> WHAT YOU HAVE TO DO: Transcribe the entries below exactly.

> RAW DATA:
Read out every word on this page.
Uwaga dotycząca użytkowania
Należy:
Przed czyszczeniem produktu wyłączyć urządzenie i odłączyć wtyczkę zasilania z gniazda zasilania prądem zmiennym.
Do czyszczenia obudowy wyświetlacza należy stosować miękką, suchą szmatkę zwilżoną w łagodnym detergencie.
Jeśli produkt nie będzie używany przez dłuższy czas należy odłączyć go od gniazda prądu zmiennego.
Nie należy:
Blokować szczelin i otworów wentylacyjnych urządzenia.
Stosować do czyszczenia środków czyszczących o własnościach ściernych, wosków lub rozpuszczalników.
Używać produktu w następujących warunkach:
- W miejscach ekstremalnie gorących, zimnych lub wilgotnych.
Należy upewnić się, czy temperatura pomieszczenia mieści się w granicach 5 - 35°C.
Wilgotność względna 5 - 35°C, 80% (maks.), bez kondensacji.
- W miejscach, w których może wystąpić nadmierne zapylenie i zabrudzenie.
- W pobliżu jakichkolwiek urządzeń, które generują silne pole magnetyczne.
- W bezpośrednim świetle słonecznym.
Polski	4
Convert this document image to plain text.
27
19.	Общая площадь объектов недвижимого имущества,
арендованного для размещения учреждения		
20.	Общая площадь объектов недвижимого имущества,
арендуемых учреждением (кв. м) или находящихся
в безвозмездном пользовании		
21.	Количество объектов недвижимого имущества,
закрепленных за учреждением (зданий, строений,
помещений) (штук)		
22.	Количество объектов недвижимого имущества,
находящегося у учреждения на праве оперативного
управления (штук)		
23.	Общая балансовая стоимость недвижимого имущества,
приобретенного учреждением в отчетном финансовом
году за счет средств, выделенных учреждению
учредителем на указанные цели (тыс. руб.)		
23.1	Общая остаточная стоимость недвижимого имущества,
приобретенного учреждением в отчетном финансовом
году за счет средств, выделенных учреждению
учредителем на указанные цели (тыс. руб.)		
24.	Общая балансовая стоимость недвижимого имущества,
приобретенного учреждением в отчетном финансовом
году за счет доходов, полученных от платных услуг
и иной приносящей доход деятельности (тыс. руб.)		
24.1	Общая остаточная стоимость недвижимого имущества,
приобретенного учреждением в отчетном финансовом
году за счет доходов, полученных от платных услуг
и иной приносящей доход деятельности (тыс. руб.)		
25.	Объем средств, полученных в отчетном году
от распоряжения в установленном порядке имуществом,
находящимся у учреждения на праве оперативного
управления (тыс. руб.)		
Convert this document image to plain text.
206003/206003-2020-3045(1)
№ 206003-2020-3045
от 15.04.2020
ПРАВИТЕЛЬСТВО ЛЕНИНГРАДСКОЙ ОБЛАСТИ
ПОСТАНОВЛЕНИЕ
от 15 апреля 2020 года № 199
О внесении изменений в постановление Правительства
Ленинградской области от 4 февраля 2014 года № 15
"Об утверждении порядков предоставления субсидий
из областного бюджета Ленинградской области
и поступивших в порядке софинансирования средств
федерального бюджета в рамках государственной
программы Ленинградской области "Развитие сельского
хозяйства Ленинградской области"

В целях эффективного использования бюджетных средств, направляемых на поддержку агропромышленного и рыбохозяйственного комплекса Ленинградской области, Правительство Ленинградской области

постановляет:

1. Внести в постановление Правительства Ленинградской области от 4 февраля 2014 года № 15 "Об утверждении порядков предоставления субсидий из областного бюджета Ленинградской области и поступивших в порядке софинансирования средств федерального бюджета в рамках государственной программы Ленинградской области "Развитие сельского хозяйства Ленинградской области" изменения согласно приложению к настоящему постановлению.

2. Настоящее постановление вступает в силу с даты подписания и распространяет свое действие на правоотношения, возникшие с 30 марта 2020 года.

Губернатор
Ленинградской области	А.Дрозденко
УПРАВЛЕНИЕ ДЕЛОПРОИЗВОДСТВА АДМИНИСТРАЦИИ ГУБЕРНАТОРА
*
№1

> TASK OUTPUT:
Read out every word on this page.
Uwaga dotycząca użytkowania
Należy:
Przed czyszczeniem produktu wyłączyć urządzenie i odłączyć wtyczkę zasilania z gniazda zasilania prądem zmiennym.
Do czyszczenia obudowy wyświetlacza należy stosować miękką, suchą szmatkę zwilżoną w łagodnym detergencie.
Jeśli produkt nie będzie używany przez dłuższy czas należy odłączyć go od gniazda prądu zmiennego.
Nie należy:
Blokować szczelin i otworów wentylacyjnych urządzenia.
Stosować do czyszczenia środków czyszczących o własnościach ściernych, wosków lub rozpuszczalników.
Używać produktu w następujących warunkach:
- W miejscach ekstremalnie gorących, zimnych lub wilgotnych.
Należy upewnić się, czy temperatura pomieszczenia mieści się w granicach 5 - 35°C.
Wilgotność względna 5 - 35°C, 80% (maks.), bez kondensacji.
- W miejscach, w których może wystąpić nadmierne zapylenie i zabrudzenie.
- W pobliżu jakichkolwiek urządzeń, które generują silne pole magnetyczne.
- W bezpośrednim świetle słonecznym.
Polski	4
Convert this document image to plain text.
27
19.	Общая площадь объектов недвижимого имущества,
арендованного для размещения учреждения		
20.	Общая площадь объектов недвижимого имущества,
арендуемых учреждением (кв. м) или находящихся
в безвозмездном пользовании		
21.	Количество объектов недвижимого имущества,
закрепленных за учреждением (зданий, строений,
помещений) (штук)		
22.	Количество объектов недвижимого имущества,
находящегося у учреждения на праве оперативного
управления (штук)		
23.	Общая балансовая стоимость недвижимого имущества,
приобретенного учреждением в отчетном финансовом
году за счет средств, выделенных учреждению
учредителем на указанные цели (тыс. руб.)		
23.1	Общая остаточная стоимость недвижимого имущества,
приобретенного учреждением в отчетном финансовом
году за счет средств, выделенных учреждению
учредителем на указанные цели (тыс. руб.)		
24.	Общая балансовая стоимость недвижимого имущества,
приобретенного учреждением в отчетном финансовом
году за счет доходов, полученных от платных услуг
и иной приносящей доход деятельности (тыс. руб.)		
24.1	Общая остаточная стоимость недвижимого имущества,
приобретенного учреждением в отчетном финансовом
году за счет доходов, полученных от платных услуг
и иной приносящей доход деятельности (тыс. руб.)		
25.	Объем средств, полученных в отчетном году
от распоряжения в установленном порядке имуществом,
находящимся у учреждения на праве оперативного
управления (тыс. руб.)		
Convert this document image to plain text.
206003/206003-2020-3045(1)
№ 206003-2020-3045
от 15.04.2020
ПРАВИТЕЛЬСТВО ЛЕНИНГРАДСКОЙ ОБЛАСТИ
ПОСТАНОВЛЕНИЕ
от 15 апреля 2020 года № 199
О внесении изменений в постановление Правительства
Ленинградской области от 4 февраля 2014 года № 15
"Об утверждении порядков предоставления субсидий
из областного бюджета Ленинградской области
и поступивших в порядке софинансирования средств
федерального бюджета в рамках государственной
программы Ленинградской области "Развитие сельского
хозяйства Ленинградской области"

В целях эффективного использования бюджетных средств, направляемых на поддержку агропромышленного и рыбохозяйственного комплекса Ленинградской области, Правительство Ленинградской области

постановляет:

1. Внести в постановление Правительства Ленинградской области от 4 февраля 2014 года № 15 "Об утверждении порядков предоставления субсидий из областного бюджета Ленинградской области и поступивших в порядке софинансирования средств федерального бюджета в рамках государственной программы Ленинградской области "Развитие сельского хозяйства Ленинградской области" изменения согласно приложению к настоящему постановлению.

2. Настоящее постановление вступает в силу с даты подписания и распространяет свое действие на правоотношения, возникшие с 30 марта 2020 года.

Губернатор
Ленинградской области	А.Дрозденко
УПРАВЛЕНИЕ ДЕЛОПРОИЗВОДСТВА АДМИНИСТРАЦИИ ГУБЕРНАТОРА
*
№1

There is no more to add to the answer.